Short exercise — Edit the listing from the line containing "Patent image size: (1386, 816)." down through the line containing "The first mounting member 22 is" so that "sensor cover" becomes "sensor housing", changing nothing else and giving only those lines.

[Data entries]
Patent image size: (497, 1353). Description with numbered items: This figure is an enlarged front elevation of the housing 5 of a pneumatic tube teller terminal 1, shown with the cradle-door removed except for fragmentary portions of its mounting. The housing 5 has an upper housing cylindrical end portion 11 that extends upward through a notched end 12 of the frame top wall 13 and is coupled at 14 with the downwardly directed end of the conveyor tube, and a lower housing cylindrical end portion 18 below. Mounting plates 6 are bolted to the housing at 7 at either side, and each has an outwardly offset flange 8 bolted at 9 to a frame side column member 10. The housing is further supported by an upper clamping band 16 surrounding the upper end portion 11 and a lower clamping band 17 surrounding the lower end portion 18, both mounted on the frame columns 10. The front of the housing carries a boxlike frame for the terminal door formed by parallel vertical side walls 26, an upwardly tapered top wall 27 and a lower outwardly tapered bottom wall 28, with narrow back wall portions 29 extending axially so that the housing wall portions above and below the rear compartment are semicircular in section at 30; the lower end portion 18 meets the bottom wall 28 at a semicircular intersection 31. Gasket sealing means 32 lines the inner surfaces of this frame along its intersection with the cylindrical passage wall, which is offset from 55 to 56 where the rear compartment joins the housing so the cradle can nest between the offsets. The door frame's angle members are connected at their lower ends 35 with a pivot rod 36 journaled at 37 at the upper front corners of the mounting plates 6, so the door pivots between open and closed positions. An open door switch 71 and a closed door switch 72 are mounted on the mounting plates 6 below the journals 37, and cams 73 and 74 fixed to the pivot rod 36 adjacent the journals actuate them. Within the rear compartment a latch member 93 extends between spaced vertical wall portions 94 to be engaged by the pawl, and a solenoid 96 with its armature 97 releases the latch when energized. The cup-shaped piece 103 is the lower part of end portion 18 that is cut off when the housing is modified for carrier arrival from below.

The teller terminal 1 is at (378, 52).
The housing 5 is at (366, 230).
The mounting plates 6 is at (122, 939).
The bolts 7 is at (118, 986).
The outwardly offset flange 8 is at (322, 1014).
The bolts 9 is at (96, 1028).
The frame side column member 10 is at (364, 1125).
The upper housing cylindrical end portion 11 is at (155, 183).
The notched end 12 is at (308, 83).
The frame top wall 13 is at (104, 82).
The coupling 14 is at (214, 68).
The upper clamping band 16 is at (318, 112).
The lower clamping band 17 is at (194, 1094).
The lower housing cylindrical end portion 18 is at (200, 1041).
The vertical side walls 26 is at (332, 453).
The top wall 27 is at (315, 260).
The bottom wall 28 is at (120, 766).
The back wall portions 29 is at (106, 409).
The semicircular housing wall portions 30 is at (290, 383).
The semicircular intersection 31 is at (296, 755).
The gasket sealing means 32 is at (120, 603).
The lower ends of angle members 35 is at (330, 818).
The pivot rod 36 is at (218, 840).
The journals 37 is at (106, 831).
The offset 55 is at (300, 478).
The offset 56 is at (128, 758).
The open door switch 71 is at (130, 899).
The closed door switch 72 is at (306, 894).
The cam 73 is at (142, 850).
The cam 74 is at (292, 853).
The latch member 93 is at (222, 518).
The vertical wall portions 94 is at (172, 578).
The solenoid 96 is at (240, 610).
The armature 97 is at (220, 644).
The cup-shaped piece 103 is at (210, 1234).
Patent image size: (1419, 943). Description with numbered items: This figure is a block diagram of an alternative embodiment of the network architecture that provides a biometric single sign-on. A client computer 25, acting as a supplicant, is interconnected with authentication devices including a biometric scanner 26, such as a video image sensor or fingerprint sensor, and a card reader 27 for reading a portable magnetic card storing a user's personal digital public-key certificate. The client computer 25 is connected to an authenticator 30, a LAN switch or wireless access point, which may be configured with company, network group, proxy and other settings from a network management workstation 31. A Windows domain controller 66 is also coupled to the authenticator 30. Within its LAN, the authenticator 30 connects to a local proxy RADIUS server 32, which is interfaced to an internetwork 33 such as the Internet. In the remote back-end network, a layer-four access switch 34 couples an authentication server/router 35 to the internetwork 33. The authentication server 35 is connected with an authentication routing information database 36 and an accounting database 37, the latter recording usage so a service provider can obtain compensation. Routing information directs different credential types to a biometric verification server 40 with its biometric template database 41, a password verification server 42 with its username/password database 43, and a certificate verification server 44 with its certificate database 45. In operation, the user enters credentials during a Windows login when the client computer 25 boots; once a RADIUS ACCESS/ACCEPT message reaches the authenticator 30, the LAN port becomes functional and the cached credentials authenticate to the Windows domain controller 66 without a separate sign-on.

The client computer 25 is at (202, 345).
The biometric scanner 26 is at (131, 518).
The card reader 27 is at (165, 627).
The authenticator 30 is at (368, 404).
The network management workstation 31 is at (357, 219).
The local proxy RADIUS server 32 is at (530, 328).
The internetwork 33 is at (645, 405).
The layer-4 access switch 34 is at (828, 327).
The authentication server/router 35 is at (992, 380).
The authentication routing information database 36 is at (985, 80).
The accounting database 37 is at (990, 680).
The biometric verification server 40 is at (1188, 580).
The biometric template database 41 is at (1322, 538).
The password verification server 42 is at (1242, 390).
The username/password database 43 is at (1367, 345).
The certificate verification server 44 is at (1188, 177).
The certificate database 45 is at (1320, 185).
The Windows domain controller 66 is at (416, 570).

--

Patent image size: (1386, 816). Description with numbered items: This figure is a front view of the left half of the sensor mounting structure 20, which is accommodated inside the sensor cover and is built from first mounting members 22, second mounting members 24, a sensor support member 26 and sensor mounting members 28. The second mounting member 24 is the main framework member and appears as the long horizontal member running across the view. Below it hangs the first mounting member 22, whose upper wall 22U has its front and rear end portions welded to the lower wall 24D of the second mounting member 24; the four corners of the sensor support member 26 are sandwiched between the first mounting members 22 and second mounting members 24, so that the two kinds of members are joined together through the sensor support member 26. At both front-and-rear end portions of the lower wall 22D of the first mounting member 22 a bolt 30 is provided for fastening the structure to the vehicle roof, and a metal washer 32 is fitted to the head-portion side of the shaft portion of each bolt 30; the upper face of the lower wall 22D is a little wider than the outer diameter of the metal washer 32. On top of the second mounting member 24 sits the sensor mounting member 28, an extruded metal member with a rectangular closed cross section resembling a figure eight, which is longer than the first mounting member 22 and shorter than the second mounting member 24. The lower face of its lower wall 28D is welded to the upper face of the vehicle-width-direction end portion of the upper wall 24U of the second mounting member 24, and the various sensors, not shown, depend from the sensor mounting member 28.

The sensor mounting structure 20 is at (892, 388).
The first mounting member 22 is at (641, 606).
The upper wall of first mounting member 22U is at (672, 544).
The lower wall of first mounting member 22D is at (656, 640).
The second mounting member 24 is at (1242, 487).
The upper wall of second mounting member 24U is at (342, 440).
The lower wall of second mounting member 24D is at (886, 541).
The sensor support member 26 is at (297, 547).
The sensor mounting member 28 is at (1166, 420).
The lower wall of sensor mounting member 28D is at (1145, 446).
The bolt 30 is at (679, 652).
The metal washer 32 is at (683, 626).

Task result —
Patent image size: (1386, 816). Description with numbered items: This figure is a front view of the left half of the sensor mounting structure 20, which is accommodated inside the sensor housing and is built from first mounting members 22, second mounting members 24, a sensor support member 26 and sensor mounting members 28. The second mounting member 24 is the main framework member and appears as the long horizontal member running across the view. Below it hangs the first mounting member 22, whose upper wall 22U has its front and rear end portions welded to the lower wall 24D of the second mounting member 24; the four corners of the sensor support member 26 are sandwiched between the first mounting members 22 and second mounting members 24, so that the two kinds of members are joined together through the sensor support member 26. At both front-and-rear end portions of the lower wall 22D of the first mounting member 22 a bolt 30 is provided for fastening the structure to the vehicle roof, and a metal washer 32 is fitted to the head-portion side of the shaft portion of each bolt 30; the upper face of the lower wall 22D is a little wider than the outer diameter of the metal washer 32. On top of the second mounting member 24 sits the sensor mounting member 28, an extruded metal member with a rectangular closed cross section resembling a figure eight, which is longer than the first mounting member 22 and shorter than the second mounting member 24. The lower face of its lower wall 28D is welded to the upper face of the vehicle-width-direction end portion of the upper wall 24U of the second mounting member 24, and the various sensors, not shown, depend from the sensor mounting member 28.

The sensor mounting structure 20 is at (892, 388).
The first mounting member 22 is at (641, 606).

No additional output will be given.